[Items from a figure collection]
'''
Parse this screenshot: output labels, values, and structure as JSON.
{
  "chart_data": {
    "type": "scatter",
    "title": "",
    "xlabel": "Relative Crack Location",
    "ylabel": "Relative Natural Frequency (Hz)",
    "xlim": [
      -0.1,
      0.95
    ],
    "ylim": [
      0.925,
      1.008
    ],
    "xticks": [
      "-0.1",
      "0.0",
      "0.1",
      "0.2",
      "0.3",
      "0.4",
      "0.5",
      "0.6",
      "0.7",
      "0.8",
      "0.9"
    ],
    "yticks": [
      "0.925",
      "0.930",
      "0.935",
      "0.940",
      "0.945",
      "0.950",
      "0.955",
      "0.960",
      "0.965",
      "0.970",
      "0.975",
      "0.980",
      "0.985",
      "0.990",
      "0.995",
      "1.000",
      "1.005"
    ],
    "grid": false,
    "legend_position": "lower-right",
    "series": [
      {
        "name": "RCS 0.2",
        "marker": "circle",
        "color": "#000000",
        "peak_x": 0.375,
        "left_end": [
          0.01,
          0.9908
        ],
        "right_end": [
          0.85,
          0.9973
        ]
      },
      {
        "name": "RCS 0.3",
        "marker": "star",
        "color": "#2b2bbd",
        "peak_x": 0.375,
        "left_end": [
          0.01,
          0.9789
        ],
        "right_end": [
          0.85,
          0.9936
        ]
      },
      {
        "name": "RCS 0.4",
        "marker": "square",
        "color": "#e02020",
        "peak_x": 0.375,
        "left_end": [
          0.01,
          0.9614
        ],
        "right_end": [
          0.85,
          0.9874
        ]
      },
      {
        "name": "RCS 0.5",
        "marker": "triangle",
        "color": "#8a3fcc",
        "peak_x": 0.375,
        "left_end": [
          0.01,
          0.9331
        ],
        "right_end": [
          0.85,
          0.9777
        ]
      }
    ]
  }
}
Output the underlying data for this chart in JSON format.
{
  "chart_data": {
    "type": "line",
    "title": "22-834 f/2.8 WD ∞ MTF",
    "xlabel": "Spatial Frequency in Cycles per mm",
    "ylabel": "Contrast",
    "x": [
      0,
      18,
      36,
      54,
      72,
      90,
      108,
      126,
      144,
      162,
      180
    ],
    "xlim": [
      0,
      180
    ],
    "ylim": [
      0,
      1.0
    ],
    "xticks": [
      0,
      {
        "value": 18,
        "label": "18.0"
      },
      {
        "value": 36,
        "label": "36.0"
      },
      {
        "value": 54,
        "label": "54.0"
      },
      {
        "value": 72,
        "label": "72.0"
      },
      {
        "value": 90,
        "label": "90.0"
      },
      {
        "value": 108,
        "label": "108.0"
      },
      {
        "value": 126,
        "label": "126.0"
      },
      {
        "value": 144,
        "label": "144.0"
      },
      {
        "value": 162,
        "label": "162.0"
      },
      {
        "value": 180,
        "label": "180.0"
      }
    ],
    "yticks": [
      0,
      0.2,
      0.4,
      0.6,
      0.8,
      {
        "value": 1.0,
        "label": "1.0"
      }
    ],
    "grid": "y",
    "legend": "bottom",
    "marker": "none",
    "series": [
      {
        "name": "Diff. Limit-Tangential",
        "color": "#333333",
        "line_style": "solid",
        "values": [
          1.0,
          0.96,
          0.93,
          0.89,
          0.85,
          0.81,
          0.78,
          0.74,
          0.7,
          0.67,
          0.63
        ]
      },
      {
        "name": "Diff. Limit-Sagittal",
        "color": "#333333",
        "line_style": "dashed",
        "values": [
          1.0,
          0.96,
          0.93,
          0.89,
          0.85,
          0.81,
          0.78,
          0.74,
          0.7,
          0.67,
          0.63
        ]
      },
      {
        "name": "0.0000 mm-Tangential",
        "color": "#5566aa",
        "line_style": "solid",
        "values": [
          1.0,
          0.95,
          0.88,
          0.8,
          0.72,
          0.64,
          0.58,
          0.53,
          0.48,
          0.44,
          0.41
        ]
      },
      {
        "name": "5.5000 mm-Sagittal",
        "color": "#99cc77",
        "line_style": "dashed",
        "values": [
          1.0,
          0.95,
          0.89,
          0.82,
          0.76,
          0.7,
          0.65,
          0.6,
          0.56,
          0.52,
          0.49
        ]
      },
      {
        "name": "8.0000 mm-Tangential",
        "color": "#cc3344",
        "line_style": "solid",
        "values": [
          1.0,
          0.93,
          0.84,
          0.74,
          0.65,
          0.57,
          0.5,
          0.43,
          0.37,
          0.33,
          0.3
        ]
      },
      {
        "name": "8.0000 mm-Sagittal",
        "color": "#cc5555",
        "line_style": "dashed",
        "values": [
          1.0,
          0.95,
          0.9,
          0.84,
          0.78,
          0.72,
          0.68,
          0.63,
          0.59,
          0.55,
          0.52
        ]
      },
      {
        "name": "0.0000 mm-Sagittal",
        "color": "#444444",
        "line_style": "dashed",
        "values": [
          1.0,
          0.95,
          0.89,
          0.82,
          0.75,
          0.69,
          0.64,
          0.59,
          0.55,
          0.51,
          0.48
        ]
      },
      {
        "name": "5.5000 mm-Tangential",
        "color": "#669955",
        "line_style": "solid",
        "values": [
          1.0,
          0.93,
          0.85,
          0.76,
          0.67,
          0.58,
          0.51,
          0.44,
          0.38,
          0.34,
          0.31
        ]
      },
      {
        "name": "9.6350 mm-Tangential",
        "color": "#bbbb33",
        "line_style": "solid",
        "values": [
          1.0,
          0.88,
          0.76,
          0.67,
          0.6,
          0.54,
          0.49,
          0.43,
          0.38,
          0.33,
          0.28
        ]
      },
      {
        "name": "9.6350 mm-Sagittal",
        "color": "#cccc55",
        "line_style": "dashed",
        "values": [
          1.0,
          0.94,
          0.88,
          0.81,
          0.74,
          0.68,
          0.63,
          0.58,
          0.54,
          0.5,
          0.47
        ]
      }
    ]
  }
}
'''
# Your instructions
Write the material out exactly, with nothing left out.

# Complete answer
Parse this screenshot: output labels, values, and structure as JSON.
{
  "chart_data": {
    "type": "scatter",
    "title": "",
    "xlabel": "Relative Crack Location",
    "ylabel": "Relative Natural Frequency (Hz)",
    "xlim": [
      -0.1,
      0.95
    ],
    "ylim": [
      0.925,
      1.008
    ],
    "xticks": [
      "-0.1",
      "0.0",
      "0.1",
      "0.2",
      "0.3",
      "0.4",
      "0.5",
      "0.6",
      "0.7",
      "0.8",
      "0.9"
    ],
    "yticks": [
      "0.925",
      "0.930",
      "0.935",
      "0.940",
      "0.945",
      "0.950",
      "0.955",
      "0.960",
      "0.965",
      "0.970",
      "0.975",
      "0.980",
      "0.985",
      "0.990",
      "0.995",
      "1.000",
      "1.005"
    ],
    "grid": false,
    "legend_position": "lower-right",
    "series": [
      {
        "name": "RCS 0.2",
        "marker": "circle",
        "color": "#000000",
        "peak_x": 0.375,
        "left_end": [
          0.01,
          0.9908
        ],
        "right_end": [
          0.85,
          0.9973
        ]
      },
      {
        "name": "RCS 0.3",
        "marker": "star",
        "color": "#2b2bbd",
        "peak_x": 0.375,
        "left_end": [
          0.01,
          0.9789
        ],
        "right_end": [
          0.85,
          0.9936
        ]
      },
      {
        "name": "RCS 0.4",
        "marker": "square",
        "color": "#e02020",
        "peak_x": 0.375,
        "left_end": [
          0.01,
          0.9614
        ],
        "right_end": [
          0.85,
          0.9874
        ]
      },
      {
        "name": "RCS 0.5",
        "marker": "triangle",
        "color": "#8a3fcc",
        "peak_x": 0.375,
        "left_end": [
          0.01,
          0.9331
        ],
        "right_end": [
          0.85,
          0.9777
        ]
      }
    ]
  }
}
Output the underlying data for this chart in JSON format.
{
  "chart_data": {
    "type": "line",
    "title": "22-834 f/2.8 WD ∞ MTF",
    "xlabel": "Spatial Frequency in Cycles per mm",
    "ylabel": "Contrast",
    "x": [
      0,
      18,
      36,
      54,
      72,
      90,
      108,
      126,
      144,
      162,
      180
    ],
    "xlim": [
      0,
      180
    ],
    "ylim": [
      0,
      1.0
    ],
    "xticks": [
      0,
      {
        "value": 18,
        "label": "18.0"
      },
      {
        "value": 36,
        "label": "36.0"
      },
      {
        "value": 54,
        "label": "54.0"
      },
      {
        "value": 72,
        "label": "72.0"
      },
      {
        "value": 90,
        "label": "90.0"
      },
      {
        "value": 108,
        "label": "108.0"
      },
      {
        "value": 126,
        "label": "126.0"
      },
      {
        "value": 144,
        "label": "144.0"
      },
      {
        "value": 162,
        "label": "162.0"
      },
      {
        "value": 180,
        "label": "180.0"
      }
    ],
    "yticks": [
      0,
      0.2,
      0.4,
      0.6,
      0.8,
      {
        "value": 1.0,
        "label": "1.0"
      }
    ],
    "grid": "y",
    "legend": "bottom",
    "marker": "none",
    "series": [
      {
        "name": "Diff. Limit-Tangential",
        "color": "#333333",
        "line_style": "solid",
        "values": [
          1.0,
          0.96,
          0.93,
          0.89,
          0.85,
          0.81,
          0.78,
          0.74,
          0.7,
          0.67,
          0.63
        ]
      },
      {
        "name": "Diff. Limit-Sagittal",
        "color": "#333333",
        "line_style": "dashed",
        "values": [
          1.0,
          0.96,
          0.93,
          0.89,
          0.85,
          0.81,
          0.78,
          0.74,
          0.7,
          0.67,
          0.63
        ]
      },
      {
        "name": "0.0000 mm-Tangential",
        "color": "#5566aa",
        "line_style": "solid",
        "values": [
          1.0,
          0.95,
          0.88,
          0.8,
          0.72,
          0.64,
          0.58,
          0.53,
          0.48,
          0.44,
          0.41
        ]
      },
      {
        "name": "5.5000 mm-Sagittal",
        "color": "#99cc77",
        "line_style": "dashed",
        "values": [
          1.0,
          0.95,
          0.89,
          0.82,
          0.76,
          0.7,
          0.65,
          0.6,
          0.56,
          0.52,
          0.49
        ]
      },
      {
        "name": "8.0000 mm-Tangential",
        "color": "#cc3344",
        "line_style": "solid",
        "values": [
          1.0,
          0.93,
          0.84,
          0.74,
          0.65,
          0.57,
          0.5,
          0.43,
          0.37,
          0.33,
          0.3
        ]
      },
      {
        "name": "8.0000 mm-Sagittal",
        "color": "#cc5555",
        "line_style": "dashed",
        "values": [
          1.0,
          0.95,
          0.9,
          0.84,
          0.78,
          0.72,
          0.68,
          0.63,
          0.59,
          0.55,
          0.52
        ]
      },
      {
        "name": "0.0000 mm-Sagittal",
        "color": "#444444",
        "line_style": "dashed",
        "values": [
          1.0,
          0.95,
          0.89,
          0.82,
          0.75,
          0.69,
          0.64,
          0.59,
          0.55,
          0.51,
          0.48
        ]
      },
      {
        "name": "5.5000 mm-Tangential",
        "color": "#669955",
        "line_style": "solid",
        "values": [
          1.0,
          0.93,
          0.85,
          0.76,
          0.67,
          0.58,
          0.51,
          0.44,
          0.38,
          0.34,
          0.31
        ]
      },
      {
        "name": "9.6350 mm-Tangential",
        "color": "#bbbb33",
        "line_style": "solid",
        "values": [
          1.0,
          0.88,
          0.76,
          0.67,
          0.6,
          0.54,
          0.49,
          0.43,
          0.38,
          0.33,
          0.28
        ]
      },
      {
        "name": "9.6350 mm-Sagittal",
        "color": "#cccc55",
        "line_style": "dashed",
        "values": [
          1.0,
          0.94,
          0.88,
          0.81,
          0.74,
          0.68,
          0.63,
          0.58,
          0.54,
          0.5,
          0.47
        ]
      }
    ]
  }
}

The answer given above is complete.